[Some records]
......

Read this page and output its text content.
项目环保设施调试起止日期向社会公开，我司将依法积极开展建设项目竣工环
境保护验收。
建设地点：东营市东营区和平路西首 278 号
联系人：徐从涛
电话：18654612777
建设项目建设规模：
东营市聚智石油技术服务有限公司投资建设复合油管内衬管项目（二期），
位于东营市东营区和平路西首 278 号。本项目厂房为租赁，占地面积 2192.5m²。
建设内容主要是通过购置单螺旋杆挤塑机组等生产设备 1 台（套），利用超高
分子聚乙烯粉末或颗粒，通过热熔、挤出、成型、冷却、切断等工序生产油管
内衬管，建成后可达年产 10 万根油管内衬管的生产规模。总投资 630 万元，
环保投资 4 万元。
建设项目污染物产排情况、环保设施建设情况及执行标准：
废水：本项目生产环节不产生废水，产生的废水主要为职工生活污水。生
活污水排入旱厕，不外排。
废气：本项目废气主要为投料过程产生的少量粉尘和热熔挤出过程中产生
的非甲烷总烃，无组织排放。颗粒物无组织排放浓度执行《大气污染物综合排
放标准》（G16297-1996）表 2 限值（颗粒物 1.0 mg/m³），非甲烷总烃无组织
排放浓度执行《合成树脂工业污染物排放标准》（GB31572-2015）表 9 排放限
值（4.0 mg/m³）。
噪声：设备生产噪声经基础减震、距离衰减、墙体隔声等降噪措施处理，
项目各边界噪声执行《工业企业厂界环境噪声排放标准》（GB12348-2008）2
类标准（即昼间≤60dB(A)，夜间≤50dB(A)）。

......

_YOUR OBJECTIVE_
Each record must be repeated exactly as it is.

_SOLUTION FOR THIS TASK_
Read this page and output its text content.
项目环保设施调试起止日期向社会公开，我司将依法积极开展建设项目竣工环
境保护验收。
建设地点：东营市东营区和平路西首 278 号
联系人：徐从涛
电话：18654612777
建设项目建设规模：
东营市聚智石油技术服务有限公司投资建设复合油管内衬管项目（二期），
位于东营市东营区和平路西首 278 号。本项目厂房为租赁，占地面积 2192.5m²。
建设内容主要是通过购置单螺旋杆挤塑机组等生产设备 1 台（套），利用超高
分子聚乙烯粉末或颗粒，通过热熔、挤出、成型、冷却、切断等工序生产油管
内衬管，建成后可达年产 10 万根油管内衬管的生产规模。总投资 630 万元，
环保投资 4 万元。
建设项目污染物产排情况、环保设施建设情况及执行标准：
废水：本项目生产环节不产生废水，产生的废水主要为职工生活污水。生
活污水排入旱厕，不外排。
废气：本项目废气主要为投料过程产生的少量粉尘和热熔挤出过程中产生
的非甲烷总烃，无组织排放。颗粒物无组织排放浓度执行《大气污染物综合排
放标准》（G16297-1996）表 2 限值（颗粒物 1.0 mg/m³），非甲烷总烃无组织
排放浓度执行《合成树脂工业污染物排放标准》（GB31572-2015）表 9 排放限
值（4.0 mg/m³）。
噪声：设备生产噪声经基础减震、距离衰减、墙体隔声等降噪措施处理，
项目各边界噪声执行《工业企业厂界环境噪声排放标准》（GB12348-2008）2
类标准（即昼间≤60dB(A)，夜间≤50dB(A)）。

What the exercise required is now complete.